*What the task requires:*
Write out all the data again, exactly as it stands.

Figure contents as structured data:

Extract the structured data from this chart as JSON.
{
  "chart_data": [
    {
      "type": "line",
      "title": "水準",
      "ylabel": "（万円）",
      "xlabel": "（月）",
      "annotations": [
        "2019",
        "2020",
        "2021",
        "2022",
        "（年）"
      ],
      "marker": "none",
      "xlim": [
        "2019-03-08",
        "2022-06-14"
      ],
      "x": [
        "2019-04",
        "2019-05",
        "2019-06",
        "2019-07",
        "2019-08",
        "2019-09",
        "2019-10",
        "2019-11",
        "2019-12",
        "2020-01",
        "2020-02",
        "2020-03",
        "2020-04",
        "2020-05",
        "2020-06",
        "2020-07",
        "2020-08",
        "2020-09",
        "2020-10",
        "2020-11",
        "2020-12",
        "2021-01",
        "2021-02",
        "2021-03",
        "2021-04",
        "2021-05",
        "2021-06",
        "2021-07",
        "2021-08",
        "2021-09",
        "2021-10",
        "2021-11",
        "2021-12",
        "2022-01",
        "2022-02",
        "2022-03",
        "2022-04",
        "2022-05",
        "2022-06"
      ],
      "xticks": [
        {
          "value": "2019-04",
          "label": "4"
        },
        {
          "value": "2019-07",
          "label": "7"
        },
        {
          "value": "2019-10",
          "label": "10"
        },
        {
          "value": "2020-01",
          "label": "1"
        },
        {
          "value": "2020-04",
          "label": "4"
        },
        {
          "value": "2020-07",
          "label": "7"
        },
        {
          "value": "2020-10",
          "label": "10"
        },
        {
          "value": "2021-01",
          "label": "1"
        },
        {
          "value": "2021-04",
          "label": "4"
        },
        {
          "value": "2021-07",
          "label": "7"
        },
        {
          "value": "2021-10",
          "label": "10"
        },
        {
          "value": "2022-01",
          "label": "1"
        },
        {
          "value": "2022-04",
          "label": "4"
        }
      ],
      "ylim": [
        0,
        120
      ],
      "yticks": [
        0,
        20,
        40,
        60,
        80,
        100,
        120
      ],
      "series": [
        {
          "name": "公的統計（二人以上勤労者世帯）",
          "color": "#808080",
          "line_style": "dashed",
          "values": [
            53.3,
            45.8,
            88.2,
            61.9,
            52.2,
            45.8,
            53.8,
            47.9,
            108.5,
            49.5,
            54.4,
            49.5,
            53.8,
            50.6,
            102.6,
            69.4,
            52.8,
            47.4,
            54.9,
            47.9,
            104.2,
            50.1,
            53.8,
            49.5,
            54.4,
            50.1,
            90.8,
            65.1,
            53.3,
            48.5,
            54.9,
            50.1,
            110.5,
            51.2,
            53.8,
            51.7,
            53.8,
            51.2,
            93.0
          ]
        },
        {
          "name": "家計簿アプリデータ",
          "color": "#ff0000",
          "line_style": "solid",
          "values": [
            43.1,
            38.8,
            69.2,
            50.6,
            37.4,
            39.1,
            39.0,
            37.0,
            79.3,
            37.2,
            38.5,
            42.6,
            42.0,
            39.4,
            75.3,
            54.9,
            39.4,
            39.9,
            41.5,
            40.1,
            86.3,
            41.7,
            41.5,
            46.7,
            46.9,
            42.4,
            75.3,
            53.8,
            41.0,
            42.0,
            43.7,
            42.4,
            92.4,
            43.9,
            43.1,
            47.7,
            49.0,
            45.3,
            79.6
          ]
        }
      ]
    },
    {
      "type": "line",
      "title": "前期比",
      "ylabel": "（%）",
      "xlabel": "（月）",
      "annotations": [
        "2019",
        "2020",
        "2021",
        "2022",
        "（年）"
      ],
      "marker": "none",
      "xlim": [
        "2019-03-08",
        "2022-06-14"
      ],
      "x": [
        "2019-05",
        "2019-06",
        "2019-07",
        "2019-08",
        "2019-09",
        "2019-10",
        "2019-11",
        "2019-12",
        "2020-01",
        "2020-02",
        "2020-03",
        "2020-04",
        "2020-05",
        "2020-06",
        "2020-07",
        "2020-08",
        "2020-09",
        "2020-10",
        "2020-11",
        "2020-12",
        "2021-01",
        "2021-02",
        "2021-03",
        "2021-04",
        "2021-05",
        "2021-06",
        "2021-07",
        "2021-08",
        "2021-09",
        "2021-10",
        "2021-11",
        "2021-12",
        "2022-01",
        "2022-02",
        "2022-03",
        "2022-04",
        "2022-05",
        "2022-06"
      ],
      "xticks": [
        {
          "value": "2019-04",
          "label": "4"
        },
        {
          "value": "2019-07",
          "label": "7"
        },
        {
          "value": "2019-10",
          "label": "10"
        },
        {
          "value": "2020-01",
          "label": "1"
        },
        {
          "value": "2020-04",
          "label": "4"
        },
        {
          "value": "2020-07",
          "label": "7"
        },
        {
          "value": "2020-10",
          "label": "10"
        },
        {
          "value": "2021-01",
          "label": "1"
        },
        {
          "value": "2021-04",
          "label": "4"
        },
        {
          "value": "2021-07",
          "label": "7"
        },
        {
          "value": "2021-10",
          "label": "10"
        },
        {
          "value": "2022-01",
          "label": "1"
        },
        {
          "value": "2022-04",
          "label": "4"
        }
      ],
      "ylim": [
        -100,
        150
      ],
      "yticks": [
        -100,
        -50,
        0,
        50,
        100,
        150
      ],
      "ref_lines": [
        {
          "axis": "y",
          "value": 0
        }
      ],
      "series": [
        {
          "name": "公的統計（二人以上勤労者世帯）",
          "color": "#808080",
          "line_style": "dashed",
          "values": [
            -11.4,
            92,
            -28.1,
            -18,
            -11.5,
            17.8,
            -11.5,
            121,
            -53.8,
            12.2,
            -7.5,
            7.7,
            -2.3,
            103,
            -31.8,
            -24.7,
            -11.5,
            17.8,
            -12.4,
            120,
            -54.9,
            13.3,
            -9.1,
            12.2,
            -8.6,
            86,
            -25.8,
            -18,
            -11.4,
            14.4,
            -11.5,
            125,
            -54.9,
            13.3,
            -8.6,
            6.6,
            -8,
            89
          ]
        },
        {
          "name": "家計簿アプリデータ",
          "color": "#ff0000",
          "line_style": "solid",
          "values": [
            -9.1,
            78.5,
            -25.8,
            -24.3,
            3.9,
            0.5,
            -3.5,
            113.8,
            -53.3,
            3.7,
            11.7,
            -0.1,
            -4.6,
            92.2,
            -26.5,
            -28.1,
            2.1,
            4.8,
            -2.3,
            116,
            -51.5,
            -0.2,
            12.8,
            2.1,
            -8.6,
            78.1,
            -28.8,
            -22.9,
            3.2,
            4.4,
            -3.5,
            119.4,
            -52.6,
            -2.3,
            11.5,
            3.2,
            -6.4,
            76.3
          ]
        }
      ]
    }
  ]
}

*Expected output:*
Extract the structured data from this chart as JSON.
{
  "chart_data": [
    {
      "type": "line",
      "title": "水準",
      "ylabel": "（万円）",
      "xlabel": "（月）",
      "annotations": [
        "2019",
        "2020",
        "2021",
        "2022",
        "（年）"
      ],
      "marker": "none",
      "xlim": [
        "2019-03-08",
        "2022-06-14"
      ],
      "x": [
        "2019-04",
        "2019-05",
        "2019-06",
        "2019-07",
        "2019-08",
        "2019-09",
        "2019-10",
        "2019-11",
        "2019-12",
        "2020-01",
        "2020-02",
        "2020-03",
        "2020-04",
        "2020-05",
        "2020-06",
        "2020-07",
        "2020-08",
        "2020-09",
        "2020-10",
        "2020-11",
        "2020-12",
        "2021-01",
        "2021-02",
        "2021-03",
        "2021-04",
        "2021-05",
        "2021-06",
        "2021-07",
        "2021-08",
        "2021-09",
        "2021-10",
        "2021-11",
        "2021-12",
        "2022-01",
        "2022-02",
        "2022-03",
        "2022-04",
        "2022-05",
        "2022-06"
      ],
      "xticks": [
        {
          "value": "2019-04",
          "label": "4"
        },
        {
          "value": "2019-07",
          "label": "7"
        },
        {
          "value": "2019-10",
          "label": "10"
        },
        {
          "value": "2020-01",
          "label": "1"
        },
        {
          "value": "2020-04",
          "label": "4"
        },
        {
          "value": "2020-07",
          "label": "7"
        },
        {
          "value": "2020-10",
          "label": "10"
        },
        {
          "value": "2021-01",
          "label": "1"
        },
        {
          "value": "2021-04",
          "label": "4"
        },
        {
          "value": "2021-07",
          "label": "7"
        },
        {
          "value": "2021-10",
          "label": "10"
        },
        {
          "value": "2022-01",
          "label": "1"
        },
        {
          "value": "2022-04",
          "label": "4"
        }
      ],
      "ylim": [
        0,
        120
      ],
      "yticks": [
        0,
        20,
        40,
        60,
        80,
        100,
        120
      ],
      "series": [
        {
          "name": "公的統計（二人以上勤労者世帯）",
          "color": "#808080",
          "line_style": "dashed",
          "values": [
            53.3,
            45.8,
            88.2,
            61.9,
            52.2,
            45.8,
            53.8,
            47.9,
            108.5,
            49.5,
            54.4,
            49.5,
            53.8,
            50.6,
            102.6,
            69.4,
            52.8,
            47.4,
            54.9,
            47.9,
            104.2,
            50.1,
            53.8,
            49.5,
            54.4,
            50.1,
            90.8,
            65.1,
            53.3,
            48.5,
            54.9,
            50.1,
            110.5,
            51.2,
            53.8,
            51.7,
            53.8,
            51.2,
            93.0
          ]
        },
        {
          "name": "家計簿アプリデータ",
          "color": "#ff0000",
          "line_style": "solid",
          "values": [
            43.1,
            38.8,
            69.2,
            50.6,
            37.4,
            39.1,
            39.0,
            37.0,
            79.3,
            37.2,
            38.5,
            42.6,
            42.0,
            39.4,
            75.3,
            54.9,
            39.4,
            39.9,
            41.5,
            40.1,
            86.3,
            41.7,
            41.5,
            46.7,
            46.9,
            42.4,
            75.3,
            53.8,
            41.0,
            42.0,
            43.7,
            42.4,
            92.4,
            43.9,
            43.1,
            47.7,
            49.0,
            45.3,
            79.6
          ]
        }
      ]
    },
    {
      "type": "line",
      "title": "前期比",
      "ylabel": "（%）",
      "xlabel": "（月）",
      "annotations": [
        "2019",
        "2020",
        "2021",
        "2022",
        "（年）"
      ],
      "marker": "none",
      "xlim": [
        "2019-03-08",
        "2022-06-14"
      ],
      "x": [
        "2019-05",
        "2019-06",
        "2019-07",
        "2019-08",
        "2019-09",
        "2019-10",
        "2019-11",
        "2019-12",
        "2020-01",
        "2020-02",
        "2020-03",
        "2020-04",
        "2020-05",
        "2020-06",
        "2020-07",
        "2020-08",
        "2020-09",
        "2020-10",
        "2020-11",
        "2020-12",
        "2021-01",
        "2021-02",
        "2021-03",
        "2021-04",
        "2021-05",
        "2021-06",
        "2021-07",
        "2021-08",
        "2021-09",
        "2021-10",
        "2021-11",
        "2021-12",
        "2022-01",
        "2022-02",
        "2022-03",
        "2022-04",
        "2022-05",
        "2022-06"
      ],
      "xticks": [
        {
          "value": "2019-04",
          "label": "4"
        },
        {
          "value": "2019-07",
          "label": "7"
        },
        {
          "value": "2019-10",
          "label": "10"
        },
        {
          "value": "2020-01",
          "label": "1"
        },
        {
          "value": "2020-04",
          "label": "4"
        },
        {
          "value": "2020-07",
          "label": "7"
        },
        {
          "value": "2020-10",
          "label": "10"
        },
        {
          "value": "2021-01",
          "label": "1"
        },
        {
          "value": "2021-04",
          "label": "4"
        },
        {
          "value": "2021-07",
          "label": "7"
        },
        {
          "value": "2021-10",
          "label": "10"
        },
        {
          "value": "2022-01",
          "label": "1"
        },
        {
          "value": "2022-04",
          "label": "4"
        }
      ],
      "ylim": [
        -100,
        150
      ],
      "yticks": [
        -100,
        -50,
        0,
        50,
        100,
        150
      ],
      "ref_lines": [
        {
          "axis": "y",
          "value": 0
        }
      ],
      "series": [
        {
          "name": "公的統計（二人以上勤労者世帯）",
          "color": "#808080",
          "line_style": "dashed",
          "values": [
            -11.4,
            92,
            -28.1,
            -18,
            -11.5,
            17.8,
            -11.5,
            121,
            -53.8,
            12.2,
            -7.5,
            7.7,
            -2.3,
            103,
            -31.8,
            -24.7,
            -11.5,
            17.8,
            -12.4,
            120,
            -54.9,
            13.3,
            -9.1,
            12.2,
            -8.6,
            86,
            -25.8,
            -18,
            -11.4,
            14.4,
            -11.5,
            125,
            -54.9,
            13.3,
            -8.6,
            6.6,
            -8,
            89
          ]
        },
        {
          "name": "家計簿アプリデータ",
          "color": "#ff0000",
          "line_style": "solid",
          "values": [
            -9.1,
            78.5,
            -25.8,
            -24.3,
            3.9,
            0.5,
            -3.5,
            113.8,
            -53.3,
            3.7,
            11.7,
            -0.1,
            -4.6,
            92.2,
            -26.5,
            -28.1,
            2.1,
            4.8,
            -2.3,
            116,
            -51.5,
            -0.2,
            12.8,
            2.1,
            -8.6,
            78.1,
            -28.8,
            -22.9,
            3.2,
            4.4,
            -3.5,
            119.4,
            -52.6,
            -2.3,
            11.5,
            3.2,
            -6.4,
            76.3
          ]
        }
      ]
    }
  ]
}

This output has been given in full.